■ Aim
Set down the records once more, please, exactly and with the pictures left out.

■ Data supplied
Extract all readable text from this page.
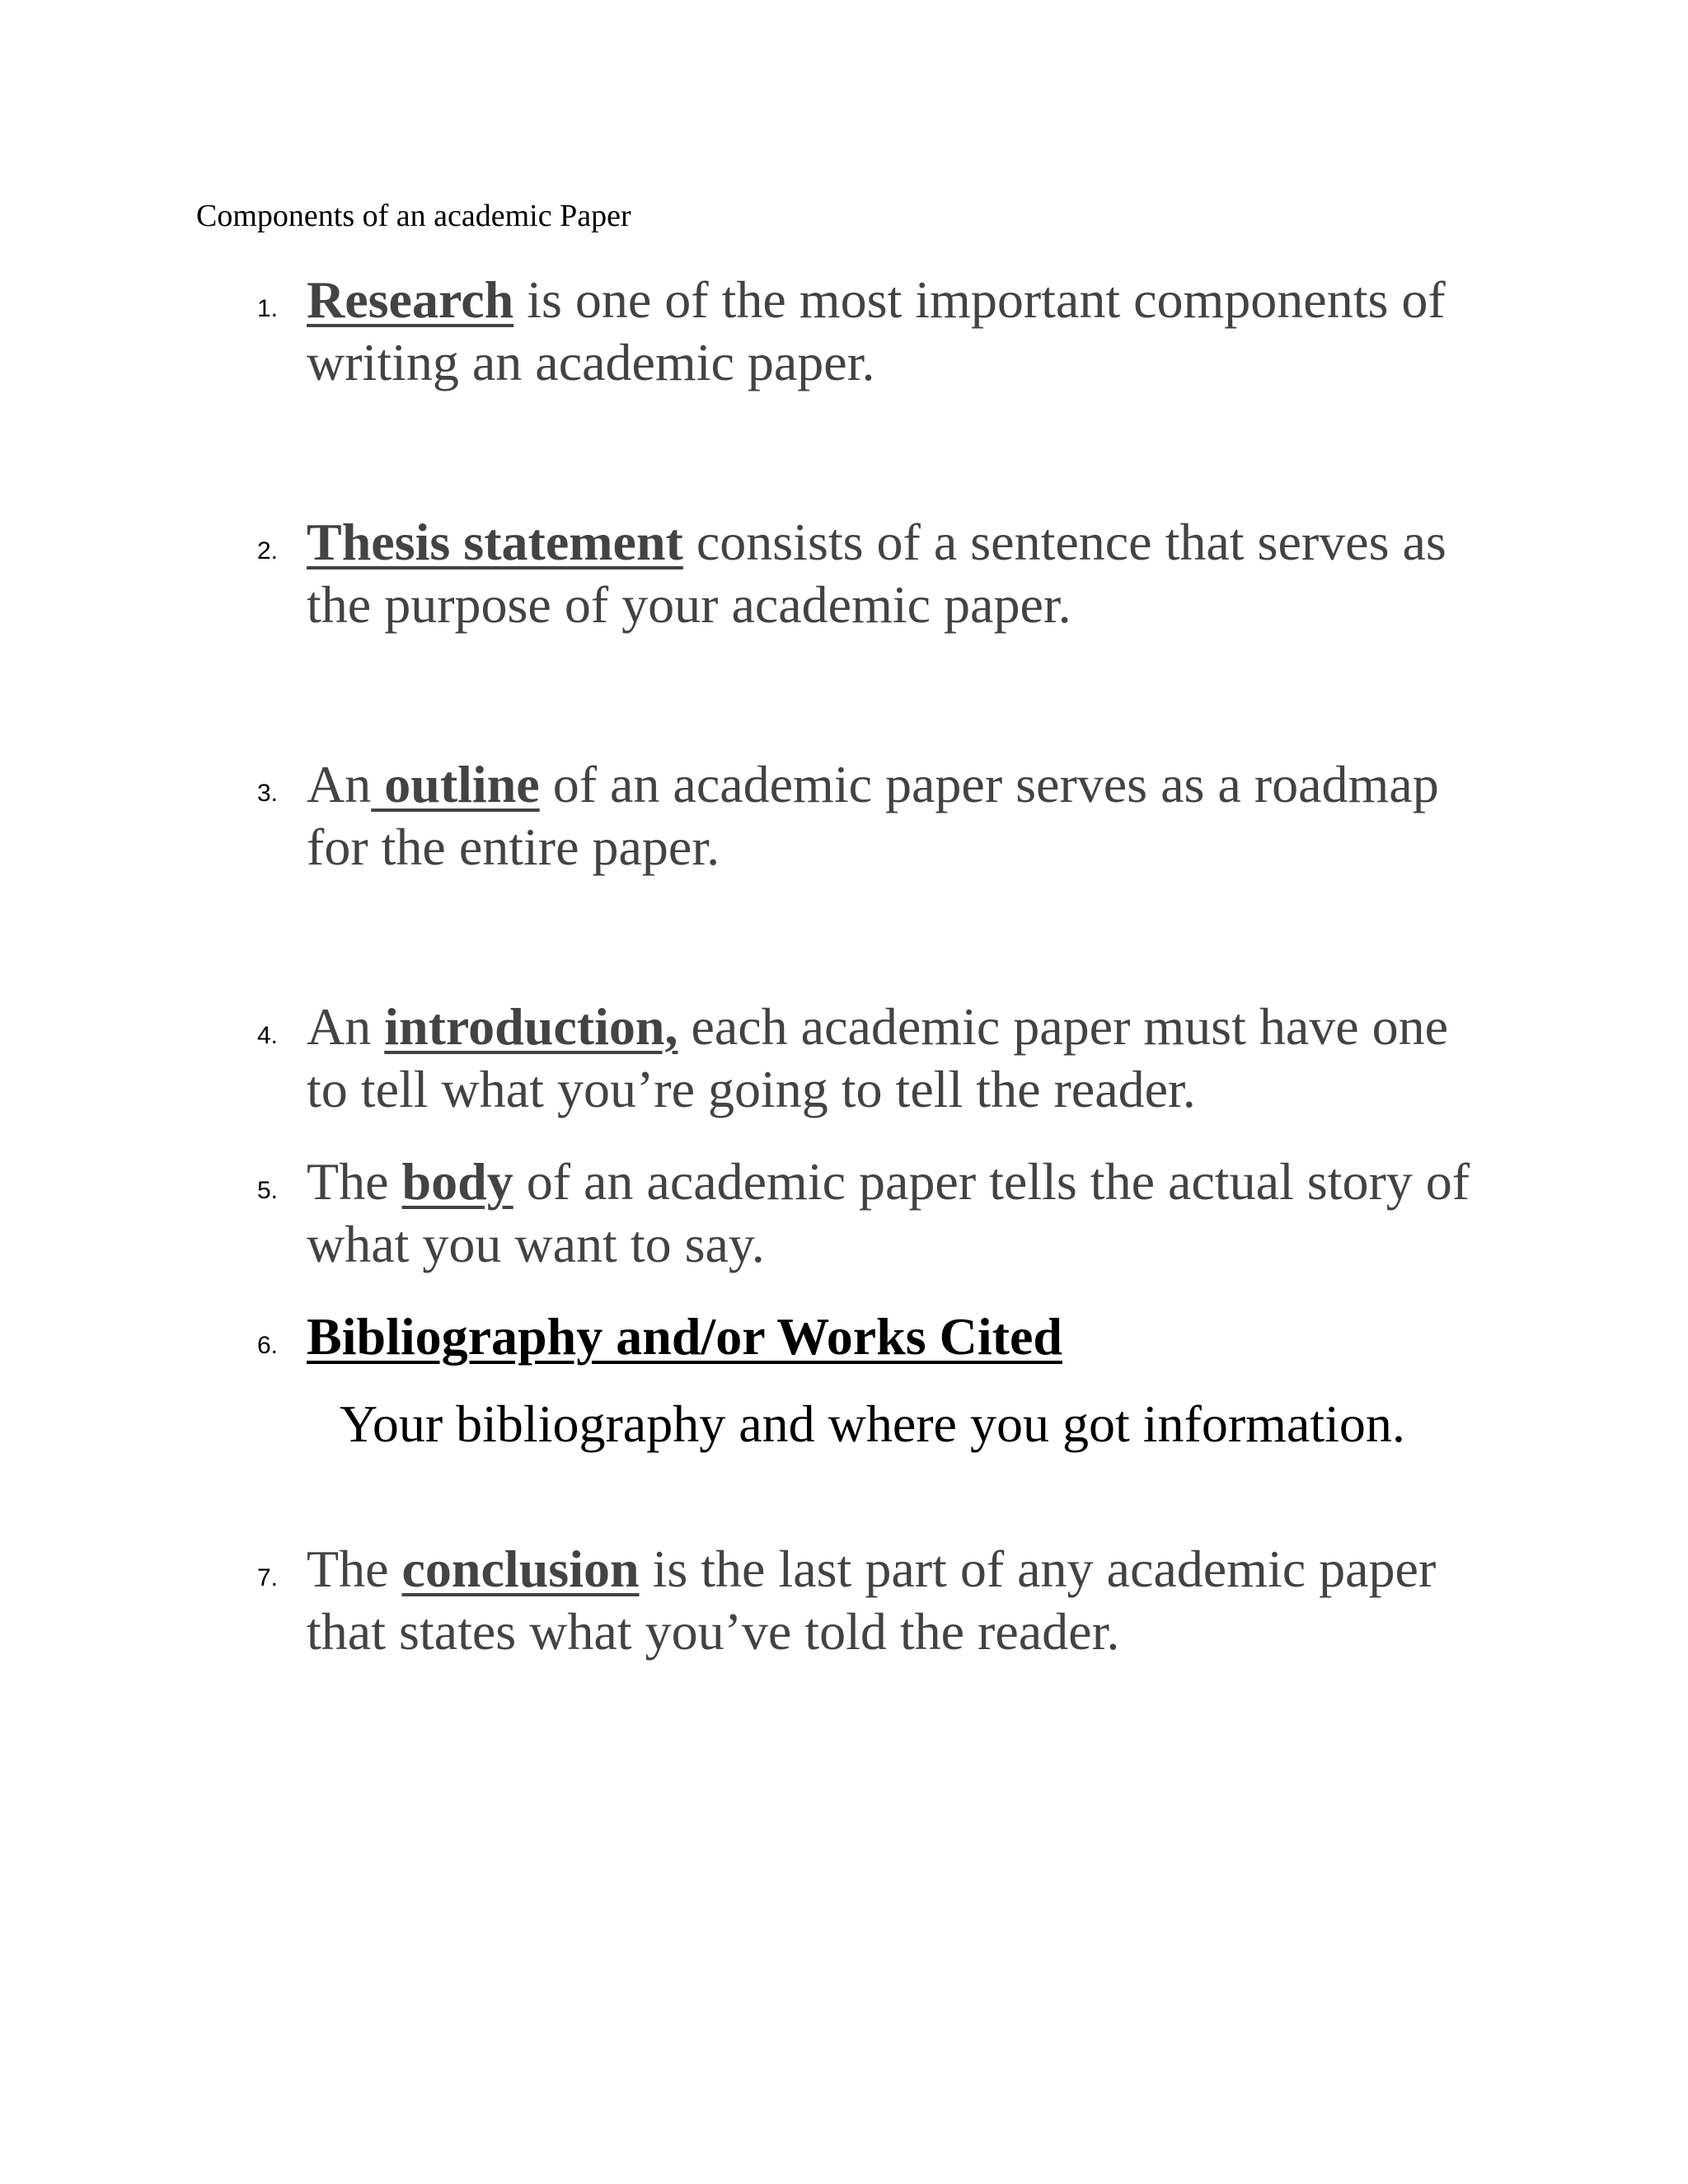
Components of an academic Paper
1. Research is one of the most important components of writing an academic paper.
2. Thesis statement consists of a sentence that serves as the purpose of your academic paper.
3. An outline of an academic paper serves as a roadmap for the entire paper.
4. An introduction, each academic paper must have one to tell what you’re going to tell the reader.
5. The body of an academic paper tells the actual story of what you want to say.
6. Bibliography and/or Works Cited
Your bibliography and where you got information.
7. The conclusion is the last part of any academic paper that states what you’ve told the reader.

■ Correct output
Extract all readable text from this page.
Components of an academic Paper
1. Research is one of the most important components of writing an academic paper.
2. Thesis statement consists of a sentence that serves as the purpose of your academic paper.
3. An outline of an academic paper serves as a roadmap for the entire paper.
4. An introduction, each academic paper must have one to tell what you’re going to tell the reader.
5. The body of an academic paper tells the actual story of what you want to say.
6. Bibliography and/or Works Cited
Your bibliography and where you got information.
7. The conclusion is the last part of any academic paper that states what you’ve told the reader.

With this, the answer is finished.